◆ Saved data entries ◆
────────────────────────────────────────
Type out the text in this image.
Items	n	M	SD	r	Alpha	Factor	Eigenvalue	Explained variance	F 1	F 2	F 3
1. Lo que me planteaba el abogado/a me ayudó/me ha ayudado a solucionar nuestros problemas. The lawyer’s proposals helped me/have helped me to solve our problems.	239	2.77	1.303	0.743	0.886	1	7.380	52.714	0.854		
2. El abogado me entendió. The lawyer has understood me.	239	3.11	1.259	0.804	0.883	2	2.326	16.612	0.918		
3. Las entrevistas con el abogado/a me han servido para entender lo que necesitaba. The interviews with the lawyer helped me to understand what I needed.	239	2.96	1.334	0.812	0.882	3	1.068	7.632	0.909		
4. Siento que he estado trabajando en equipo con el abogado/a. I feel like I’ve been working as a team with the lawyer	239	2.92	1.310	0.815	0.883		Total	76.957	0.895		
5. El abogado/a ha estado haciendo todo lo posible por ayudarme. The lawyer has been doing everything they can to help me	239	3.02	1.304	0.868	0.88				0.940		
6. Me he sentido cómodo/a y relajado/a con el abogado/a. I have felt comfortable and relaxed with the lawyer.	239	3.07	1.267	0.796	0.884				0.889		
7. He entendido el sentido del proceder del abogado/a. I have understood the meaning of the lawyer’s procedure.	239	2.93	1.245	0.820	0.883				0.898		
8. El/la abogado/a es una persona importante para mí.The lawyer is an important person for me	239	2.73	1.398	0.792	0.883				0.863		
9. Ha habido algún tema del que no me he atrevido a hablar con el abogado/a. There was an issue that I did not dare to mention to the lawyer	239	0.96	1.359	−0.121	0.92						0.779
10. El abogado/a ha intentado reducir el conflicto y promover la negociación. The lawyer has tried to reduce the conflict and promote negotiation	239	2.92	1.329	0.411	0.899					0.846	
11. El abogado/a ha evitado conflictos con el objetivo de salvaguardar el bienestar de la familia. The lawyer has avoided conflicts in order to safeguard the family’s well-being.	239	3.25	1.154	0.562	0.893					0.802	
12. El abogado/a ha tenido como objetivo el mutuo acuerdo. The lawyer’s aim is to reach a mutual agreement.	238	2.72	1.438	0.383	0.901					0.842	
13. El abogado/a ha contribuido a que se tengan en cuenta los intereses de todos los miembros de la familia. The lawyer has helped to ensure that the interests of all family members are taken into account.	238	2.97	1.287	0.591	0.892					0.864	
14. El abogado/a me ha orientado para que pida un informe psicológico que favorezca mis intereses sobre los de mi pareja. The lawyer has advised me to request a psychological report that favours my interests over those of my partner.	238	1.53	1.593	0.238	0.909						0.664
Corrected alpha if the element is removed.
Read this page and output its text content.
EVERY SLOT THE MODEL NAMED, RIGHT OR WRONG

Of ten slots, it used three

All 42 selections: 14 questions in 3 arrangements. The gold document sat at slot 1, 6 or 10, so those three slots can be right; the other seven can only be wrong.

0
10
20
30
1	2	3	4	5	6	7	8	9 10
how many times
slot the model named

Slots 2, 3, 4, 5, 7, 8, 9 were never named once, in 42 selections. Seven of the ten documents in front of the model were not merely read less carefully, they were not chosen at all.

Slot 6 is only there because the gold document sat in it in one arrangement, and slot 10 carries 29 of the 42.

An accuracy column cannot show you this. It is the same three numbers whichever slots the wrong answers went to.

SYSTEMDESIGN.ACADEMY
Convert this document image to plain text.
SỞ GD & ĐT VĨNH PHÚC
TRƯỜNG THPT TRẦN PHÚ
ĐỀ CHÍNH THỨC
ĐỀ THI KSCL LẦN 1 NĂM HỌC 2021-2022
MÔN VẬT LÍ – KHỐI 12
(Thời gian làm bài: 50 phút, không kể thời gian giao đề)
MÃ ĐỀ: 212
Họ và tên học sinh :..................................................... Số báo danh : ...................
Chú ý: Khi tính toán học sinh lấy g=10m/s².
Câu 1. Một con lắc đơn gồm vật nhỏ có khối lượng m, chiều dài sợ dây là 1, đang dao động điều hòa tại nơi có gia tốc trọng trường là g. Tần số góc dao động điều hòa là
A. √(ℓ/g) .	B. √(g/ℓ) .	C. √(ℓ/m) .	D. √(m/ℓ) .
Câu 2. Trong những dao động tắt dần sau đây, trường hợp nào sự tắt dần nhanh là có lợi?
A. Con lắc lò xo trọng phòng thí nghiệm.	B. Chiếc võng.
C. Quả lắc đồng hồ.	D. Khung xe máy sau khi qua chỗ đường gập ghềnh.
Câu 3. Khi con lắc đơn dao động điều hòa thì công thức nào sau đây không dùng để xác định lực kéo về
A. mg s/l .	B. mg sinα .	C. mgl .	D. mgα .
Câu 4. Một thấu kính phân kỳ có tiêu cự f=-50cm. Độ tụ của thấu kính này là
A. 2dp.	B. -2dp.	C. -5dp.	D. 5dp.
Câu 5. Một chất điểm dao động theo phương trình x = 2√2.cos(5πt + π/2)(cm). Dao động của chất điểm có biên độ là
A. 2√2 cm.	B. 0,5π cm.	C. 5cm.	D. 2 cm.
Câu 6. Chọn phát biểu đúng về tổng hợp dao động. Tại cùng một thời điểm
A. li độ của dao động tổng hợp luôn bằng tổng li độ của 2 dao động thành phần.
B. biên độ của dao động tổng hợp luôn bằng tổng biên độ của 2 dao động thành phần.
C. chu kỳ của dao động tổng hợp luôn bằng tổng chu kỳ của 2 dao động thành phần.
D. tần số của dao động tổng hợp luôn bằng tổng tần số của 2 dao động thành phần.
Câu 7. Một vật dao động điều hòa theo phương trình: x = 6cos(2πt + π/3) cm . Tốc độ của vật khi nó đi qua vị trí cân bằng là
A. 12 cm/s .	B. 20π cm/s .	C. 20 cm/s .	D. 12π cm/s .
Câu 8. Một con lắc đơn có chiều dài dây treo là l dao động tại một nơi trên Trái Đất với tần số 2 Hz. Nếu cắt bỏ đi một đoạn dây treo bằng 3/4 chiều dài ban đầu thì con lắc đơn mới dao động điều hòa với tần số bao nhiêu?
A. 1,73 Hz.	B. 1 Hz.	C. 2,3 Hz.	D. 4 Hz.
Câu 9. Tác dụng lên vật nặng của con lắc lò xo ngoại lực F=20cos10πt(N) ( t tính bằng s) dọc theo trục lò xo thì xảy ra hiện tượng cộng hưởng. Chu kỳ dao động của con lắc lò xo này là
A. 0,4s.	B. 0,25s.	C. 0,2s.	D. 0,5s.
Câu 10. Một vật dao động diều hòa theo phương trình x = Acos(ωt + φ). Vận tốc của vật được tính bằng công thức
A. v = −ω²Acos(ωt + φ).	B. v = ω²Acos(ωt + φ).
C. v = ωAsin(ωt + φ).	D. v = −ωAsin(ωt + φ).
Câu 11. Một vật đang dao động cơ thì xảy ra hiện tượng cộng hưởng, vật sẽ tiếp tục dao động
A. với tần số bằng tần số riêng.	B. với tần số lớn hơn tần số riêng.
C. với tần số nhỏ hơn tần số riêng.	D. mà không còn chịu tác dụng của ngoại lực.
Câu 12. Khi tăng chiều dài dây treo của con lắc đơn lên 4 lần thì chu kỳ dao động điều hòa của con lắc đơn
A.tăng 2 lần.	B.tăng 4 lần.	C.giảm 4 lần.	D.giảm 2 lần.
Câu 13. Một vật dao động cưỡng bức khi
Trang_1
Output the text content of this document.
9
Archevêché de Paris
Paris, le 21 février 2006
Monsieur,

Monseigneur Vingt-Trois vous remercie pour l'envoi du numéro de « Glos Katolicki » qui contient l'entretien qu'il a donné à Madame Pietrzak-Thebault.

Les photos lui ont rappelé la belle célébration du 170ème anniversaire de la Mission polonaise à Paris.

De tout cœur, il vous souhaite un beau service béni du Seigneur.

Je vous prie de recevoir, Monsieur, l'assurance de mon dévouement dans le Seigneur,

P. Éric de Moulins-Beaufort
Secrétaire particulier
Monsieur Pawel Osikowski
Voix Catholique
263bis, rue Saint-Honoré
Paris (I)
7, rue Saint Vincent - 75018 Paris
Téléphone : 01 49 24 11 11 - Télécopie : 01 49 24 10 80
────────────────────────────────────────
◆ TASK DESCRIPTION ◆
Repeat exactly the lines starting at the line with "Output the text content of this document." and ending with the final line of the entries. Include nothing else.

◆ SOLUTION TO THIS EXERCISE ◆
Output the text content of this document.
9
Archevêché de Paris
Paris, le 21 février 2006
Monsieur,

Monseigneur Vingt-Trois vous remercie pour l'envoi du numéro de « Glos Katolicki » qui contient l'entretien qu'il a donné à Madame Pietrzak-Thebault.

Les photos lui ont rappelé la belle célébration du 170ème anniversaire de la Mission polonaise à Paris.

De tout cœur, il vous souhaite un beau service béni du Seigneur.

Je vous prie de recevoir, Monsieur, l'assurance de mon dévouement dans le Seigneur,

P. Éric de Moulins-Beaufort
Secrétaire particulier
Monsieur Pawel Osikowski
Voix Catholique
263bis, rue Saint-Honoré
Paris (I)
7, rue Saint Vincent - 75018 Paris
Téléphone : 01 49 24 11 11 - Télécopie : 01 49 24 10 80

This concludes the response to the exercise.